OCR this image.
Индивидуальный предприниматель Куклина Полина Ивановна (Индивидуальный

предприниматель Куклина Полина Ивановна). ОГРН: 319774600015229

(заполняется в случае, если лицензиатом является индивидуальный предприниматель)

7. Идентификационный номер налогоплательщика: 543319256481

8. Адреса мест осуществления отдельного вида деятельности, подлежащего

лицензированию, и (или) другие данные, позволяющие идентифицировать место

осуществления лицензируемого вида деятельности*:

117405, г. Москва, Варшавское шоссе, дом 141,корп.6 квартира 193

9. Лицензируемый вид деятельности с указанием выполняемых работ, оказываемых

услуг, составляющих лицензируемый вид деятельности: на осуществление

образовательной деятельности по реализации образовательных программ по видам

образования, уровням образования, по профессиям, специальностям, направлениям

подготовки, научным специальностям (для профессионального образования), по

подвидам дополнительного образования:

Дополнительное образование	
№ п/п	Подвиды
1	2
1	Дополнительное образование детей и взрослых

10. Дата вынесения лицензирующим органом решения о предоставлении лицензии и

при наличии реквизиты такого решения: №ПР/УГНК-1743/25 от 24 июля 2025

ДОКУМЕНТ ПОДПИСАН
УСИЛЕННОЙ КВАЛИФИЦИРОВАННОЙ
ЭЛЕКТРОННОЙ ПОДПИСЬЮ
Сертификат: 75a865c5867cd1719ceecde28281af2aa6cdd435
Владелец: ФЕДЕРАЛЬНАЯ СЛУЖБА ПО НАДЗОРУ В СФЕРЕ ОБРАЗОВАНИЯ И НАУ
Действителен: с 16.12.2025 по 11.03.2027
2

▸ THE TASK
Look through the data above. Copy every line with the string "Куклина" in it.

▸ EXERCISE ANSWER
Индивидуальный предприниматель Куклина Полина Ивановна (Индивидуальный
предприниматель Куклина Полина Ивановна). ОГРН: 319774600015229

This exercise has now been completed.